Problem requirements
Search the records below for the word "Mais". Pull out each line that has it.

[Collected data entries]
====

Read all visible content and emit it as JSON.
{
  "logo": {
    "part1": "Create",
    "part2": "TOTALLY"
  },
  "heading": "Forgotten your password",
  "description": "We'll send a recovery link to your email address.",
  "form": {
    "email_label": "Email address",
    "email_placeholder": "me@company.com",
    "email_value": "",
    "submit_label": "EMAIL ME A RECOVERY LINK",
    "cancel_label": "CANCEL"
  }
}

====

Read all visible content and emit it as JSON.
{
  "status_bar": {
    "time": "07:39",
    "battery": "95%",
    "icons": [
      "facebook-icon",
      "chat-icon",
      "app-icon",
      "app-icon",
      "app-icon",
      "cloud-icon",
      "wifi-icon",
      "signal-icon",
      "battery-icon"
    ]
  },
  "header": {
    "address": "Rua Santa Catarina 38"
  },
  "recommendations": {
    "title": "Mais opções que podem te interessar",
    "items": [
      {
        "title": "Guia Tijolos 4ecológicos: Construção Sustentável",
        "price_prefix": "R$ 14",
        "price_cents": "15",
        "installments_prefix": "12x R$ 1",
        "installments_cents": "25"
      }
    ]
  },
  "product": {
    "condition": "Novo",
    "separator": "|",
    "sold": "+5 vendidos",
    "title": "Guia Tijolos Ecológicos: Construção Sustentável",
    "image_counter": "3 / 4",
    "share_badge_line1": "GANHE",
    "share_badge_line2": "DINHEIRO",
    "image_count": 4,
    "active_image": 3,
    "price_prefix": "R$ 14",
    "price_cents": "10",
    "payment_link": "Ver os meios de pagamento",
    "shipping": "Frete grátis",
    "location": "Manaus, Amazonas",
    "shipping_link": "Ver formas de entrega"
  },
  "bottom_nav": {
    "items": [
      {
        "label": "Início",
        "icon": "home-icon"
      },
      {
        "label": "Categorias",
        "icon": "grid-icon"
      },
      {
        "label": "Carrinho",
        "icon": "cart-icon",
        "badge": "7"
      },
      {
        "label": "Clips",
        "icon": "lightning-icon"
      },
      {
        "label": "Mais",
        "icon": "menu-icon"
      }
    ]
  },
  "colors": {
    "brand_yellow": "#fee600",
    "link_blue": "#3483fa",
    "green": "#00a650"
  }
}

====

Exercise response
    "title": "Mais opções que podem te interessar",
        "label": "Mais",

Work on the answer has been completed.